Which lines contain the word "أحدهم"? Return each of them as written.

>>>>>

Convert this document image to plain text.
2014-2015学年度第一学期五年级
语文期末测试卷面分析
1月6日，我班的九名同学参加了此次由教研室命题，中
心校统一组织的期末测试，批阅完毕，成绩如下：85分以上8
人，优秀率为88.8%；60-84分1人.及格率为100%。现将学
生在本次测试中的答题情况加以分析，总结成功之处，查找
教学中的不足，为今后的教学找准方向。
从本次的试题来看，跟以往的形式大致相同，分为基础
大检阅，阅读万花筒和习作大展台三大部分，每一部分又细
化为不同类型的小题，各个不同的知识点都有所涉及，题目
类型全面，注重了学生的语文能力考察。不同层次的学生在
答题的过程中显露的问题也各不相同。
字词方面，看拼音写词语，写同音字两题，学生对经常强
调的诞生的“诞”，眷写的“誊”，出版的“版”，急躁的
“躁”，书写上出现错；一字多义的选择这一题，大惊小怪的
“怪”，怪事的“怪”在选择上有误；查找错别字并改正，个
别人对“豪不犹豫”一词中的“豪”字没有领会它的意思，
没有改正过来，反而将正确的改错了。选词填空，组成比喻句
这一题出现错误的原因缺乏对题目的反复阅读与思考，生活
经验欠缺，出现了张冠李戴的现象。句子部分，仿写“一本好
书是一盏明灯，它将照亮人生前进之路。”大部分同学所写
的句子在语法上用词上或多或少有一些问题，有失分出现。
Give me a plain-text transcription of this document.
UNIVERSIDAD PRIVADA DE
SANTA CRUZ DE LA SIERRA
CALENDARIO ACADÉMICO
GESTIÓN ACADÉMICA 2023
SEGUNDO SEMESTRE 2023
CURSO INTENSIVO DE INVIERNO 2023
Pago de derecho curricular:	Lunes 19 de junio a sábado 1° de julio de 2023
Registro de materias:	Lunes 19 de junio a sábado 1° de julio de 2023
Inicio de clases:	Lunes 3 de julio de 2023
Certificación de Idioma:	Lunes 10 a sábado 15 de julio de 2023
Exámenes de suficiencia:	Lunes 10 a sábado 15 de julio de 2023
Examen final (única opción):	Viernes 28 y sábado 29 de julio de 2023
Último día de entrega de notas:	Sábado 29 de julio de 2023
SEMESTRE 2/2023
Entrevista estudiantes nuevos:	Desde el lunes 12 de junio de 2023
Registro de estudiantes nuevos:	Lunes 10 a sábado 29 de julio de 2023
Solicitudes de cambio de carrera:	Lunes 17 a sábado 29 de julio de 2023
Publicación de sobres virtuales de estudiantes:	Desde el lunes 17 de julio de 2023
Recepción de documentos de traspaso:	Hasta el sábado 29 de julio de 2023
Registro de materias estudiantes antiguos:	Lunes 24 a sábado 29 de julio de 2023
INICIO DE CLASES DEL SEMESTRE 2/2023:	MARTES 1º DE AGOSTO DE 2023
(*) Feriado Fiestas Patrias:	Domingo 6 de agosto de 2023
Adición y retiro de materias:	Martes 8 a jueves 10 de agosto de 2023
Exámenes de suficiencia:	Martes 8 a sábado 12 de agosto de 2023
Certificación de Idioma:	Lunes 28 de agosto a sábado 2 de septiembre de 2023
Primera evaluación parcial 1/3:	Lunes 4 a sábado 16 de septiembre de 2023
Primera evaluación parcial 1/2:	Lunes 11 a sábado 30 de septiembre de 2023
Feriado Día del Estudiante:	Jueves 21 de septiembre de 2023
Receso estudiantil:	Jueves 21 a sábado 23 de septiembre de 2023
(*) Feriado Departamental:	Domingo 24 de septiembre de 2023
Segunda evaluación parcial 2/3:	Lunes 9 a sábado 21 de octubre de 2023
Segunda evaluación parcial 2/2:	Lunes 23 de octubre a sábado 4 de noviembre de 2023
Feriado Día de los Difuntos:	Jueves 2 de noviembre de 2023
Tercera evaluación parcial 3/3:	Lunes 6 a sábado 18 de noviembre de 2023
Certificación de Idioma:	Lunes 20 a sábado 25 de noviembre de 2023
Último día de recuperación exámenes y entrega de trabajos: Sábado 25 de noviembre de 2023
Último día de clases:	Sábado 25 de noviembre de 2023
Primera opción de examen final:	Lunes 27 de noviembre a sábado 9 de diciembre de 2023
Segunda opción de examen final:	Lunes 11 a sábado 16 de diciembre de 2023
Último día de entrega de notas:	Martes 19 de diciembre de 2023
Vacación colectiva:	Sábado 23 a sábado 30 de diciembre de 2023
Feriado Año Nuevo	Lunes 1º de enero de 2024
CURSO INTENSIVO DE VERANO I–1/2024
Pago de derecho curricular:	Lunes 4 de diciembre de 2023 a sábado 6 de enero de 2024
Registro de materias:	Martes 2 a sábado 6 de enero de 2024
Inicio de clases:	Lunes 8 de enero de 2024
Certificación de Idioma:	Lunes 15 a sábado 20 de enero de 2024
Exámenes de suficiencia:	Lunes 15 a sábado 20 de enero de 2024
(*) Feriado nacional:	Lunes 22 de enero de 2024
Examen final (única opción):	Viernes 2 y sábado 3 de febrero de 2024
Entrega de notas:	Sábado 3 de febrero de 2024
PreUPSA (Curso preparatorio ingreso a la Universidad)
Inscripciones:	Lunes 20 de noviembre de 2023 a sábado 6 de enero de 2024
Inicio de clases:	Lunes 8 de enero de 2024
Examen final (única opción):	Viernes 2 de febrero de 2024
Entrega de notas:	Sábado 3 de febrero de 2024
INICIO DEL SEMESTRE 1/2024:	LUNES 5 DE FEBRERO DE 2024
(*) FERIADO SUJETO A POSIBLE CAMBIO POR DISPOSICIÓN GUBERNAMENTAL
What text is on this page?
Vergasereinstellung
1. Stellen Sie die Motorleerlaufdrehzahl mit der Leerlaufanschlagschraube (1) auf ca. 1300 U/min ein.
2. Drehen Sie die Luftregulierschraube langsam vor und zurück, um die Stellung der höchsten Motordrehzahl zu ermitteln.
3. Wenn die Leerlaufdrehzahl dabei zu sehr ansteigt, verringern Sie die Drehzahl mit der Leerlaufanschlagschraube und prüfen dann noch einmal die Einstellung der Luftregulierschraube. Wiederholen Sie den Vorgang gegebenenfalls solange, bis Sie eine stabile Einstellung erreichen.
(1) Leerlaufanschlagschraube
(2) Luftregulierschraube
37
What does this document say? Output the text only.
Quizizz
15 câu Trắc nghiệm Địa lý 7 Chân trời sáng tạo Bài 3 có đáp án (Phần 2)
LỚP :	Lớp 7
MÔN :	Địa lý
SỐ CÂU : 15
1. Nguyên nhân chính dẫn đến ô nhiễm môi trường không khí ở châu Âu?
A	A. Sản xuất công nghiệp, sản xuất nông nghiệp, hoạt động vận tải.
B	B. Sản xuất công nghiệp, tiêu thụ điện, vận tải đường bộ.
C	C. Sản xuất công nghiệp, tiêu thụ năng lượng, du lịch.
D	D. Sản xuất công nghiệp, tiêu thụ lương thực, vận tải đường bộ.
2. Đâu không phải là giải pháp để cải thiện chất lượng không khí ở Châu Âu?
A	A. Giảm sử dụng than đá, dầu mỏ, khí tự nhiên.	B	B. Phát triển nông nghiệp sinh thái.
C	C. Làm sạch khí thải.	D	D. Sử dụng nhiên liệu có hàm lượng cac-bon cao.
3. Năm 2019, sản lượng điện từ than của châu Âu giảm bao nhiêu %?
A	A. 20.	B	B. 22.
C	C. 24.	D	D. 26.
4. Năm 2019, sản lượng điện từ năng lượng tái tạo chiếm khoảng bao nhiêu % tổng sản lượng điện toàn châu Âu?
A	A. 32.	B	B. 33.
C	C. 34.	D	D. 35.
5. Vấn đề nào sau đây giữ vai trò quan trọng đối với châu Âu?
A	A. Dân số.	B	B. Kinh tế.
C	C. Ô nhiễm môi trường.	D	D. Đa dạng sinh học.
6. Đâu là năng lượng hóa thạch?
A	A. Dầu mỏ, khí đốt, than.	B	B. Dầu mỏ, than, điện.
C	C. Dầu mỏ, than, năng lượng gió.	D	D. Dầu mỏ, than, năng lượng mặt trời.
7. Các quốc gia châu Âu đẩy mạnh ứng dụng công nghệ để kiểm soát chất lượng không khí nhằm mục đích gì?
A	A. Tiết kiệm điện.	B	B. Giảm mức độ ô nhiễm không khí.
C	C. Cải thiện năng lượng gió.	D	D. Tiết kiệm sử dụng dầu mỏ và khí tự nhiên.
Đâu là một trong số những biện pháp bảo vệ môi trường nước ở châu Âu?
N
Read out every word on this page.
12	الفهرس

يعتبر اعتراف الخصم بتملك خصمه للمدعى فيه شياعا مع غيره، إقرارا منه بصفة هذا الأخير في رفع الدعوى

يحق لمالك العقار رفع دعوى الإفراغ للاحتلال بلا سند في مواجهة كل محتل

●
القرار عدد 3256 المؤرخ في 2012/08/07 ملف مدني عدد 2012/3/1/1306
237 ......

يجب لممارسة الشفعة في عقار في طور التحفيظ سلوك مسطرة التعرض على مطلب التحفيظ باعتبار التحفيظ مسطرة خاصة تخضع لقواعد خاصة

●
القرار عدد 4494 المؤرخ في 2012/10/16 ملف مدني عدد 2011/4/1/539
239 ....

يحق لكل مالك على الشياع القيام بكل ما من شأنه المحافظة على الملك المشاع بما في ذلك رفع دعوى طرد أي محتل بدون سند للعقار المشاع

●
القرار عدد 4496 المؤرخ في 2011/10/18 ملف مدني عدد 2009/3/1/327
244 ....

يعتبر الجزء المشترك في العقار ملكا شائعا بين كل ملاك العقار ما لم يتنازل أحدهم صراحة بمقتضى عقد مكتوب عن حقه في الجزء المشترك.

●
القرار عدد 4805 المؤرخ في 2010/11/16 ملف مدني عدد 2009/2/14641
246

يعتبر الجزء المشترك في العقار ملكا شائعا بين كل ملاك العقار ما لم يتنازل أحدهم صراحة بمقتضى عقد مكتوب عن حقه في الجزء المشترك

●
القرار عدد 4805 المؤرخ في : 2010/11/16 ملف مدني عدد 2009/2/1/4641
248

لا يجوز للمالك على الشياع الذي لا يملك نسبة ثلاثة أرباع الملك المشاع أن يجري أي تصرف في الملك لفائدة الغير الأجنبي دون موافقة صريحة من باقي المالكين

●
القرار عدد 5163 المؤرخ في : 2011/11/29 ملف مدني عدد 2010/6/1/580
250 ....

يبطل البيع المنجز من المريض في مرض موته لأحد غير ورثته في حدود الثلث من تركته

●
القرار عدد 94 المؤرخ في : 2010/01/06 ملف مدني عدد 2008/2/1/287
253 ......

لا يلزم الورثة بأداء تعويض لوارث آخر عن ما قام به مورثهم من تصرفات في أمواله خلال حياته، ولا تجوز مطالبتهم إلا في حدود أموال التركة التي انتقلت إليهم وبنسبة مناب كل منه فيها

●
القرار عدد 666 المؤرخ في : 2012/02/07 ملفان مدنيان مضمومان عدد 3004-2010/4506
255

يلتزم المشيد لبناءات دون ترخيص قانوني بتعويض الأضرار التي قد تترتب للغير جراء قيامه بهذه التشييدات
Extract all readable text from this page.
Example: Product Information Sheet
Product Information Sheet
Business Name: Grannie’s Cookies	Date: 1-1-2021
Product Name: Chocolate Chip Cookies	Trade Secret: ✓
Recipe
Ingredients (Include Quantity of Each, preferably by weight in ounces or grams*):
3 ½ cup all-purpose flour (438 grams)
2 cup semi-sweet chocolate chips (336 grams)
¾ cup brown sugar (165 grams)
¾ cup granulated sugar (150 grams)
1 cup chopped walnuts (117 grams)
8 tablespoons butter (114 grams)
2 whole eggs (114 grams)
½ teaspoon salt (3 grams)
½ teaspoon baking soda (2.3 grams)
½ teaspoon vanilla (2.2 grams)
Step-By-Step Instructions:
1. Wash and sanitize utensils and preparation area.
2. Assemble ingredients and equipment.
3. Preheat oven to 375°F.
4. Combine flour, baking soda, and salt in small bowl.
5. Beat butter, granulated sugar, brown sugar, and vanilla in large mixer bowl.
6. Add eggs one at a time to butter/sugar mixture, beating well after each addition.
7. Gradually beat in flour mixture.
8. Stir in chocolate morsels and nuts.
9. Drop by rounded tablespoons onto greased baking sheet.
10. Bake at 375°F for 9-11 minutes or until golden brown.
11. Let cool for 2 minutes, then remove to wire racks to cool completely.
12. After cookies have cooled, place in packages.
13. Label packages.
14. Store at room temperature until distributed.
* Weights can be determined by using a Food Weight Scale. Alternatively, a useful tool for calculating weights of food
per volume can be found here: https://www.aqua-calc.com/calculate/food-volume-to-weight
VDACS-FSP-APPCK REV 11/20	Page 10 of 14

<<<<<

> **TASK OUTPUT**:
يعتبر الجزء المشترك في العقار ملكا شائعا بين كل ملاك العقار ما لم يتنازل أحدهم صراحة بمقتضى عقد مكتوب عن حقه في الجزء المشترك.
يعتبر الجزء المشترك في العقار ملكا شائعا بين كل ملاك العقار ما لم يتنازل أحدهم صراحة بمقتضى عقد مكتوب عن حقه في الجزء المشترك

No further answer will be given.